### EXERCISE DIRECTIONS:
Give every line of the material again, exactly as written.

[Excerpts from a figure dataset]

* * *

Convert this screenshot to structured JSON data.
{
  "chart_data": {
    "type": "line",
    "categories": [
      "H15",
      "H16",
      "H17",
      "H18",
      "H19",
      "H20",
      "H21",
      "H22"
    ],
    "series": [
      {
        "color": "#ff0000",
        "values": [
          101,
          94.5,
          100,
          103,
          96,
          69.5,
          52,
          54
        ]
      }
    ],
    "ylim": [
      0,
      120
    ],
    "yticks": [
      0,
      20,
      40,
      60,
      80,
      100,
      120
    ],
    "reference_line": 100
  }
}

* * *

### IN RESPONSE:
Convert this screenshot to structured JSON data.
{
  "chart_data": {
    "type": "line",
    "categories": [
      "H15",
      "H16",
      "H17",
      "H18",
      "H19",
      "H20",
      "H21",
      "H22"
    ],
    "series": [
      {
        "color": "#ff0000",
        "values": [
          101,
          94.5,
          100,
          103,
          96,
          69.5,
          52,
          54
        ]
      }
    ],
    "ylim": [
      0,
      120
    ],
    "yticks": [
      0,
      20,
      40,
      60,
      80,
      100,
      120
    ],
    "reference_line": 100
  }
}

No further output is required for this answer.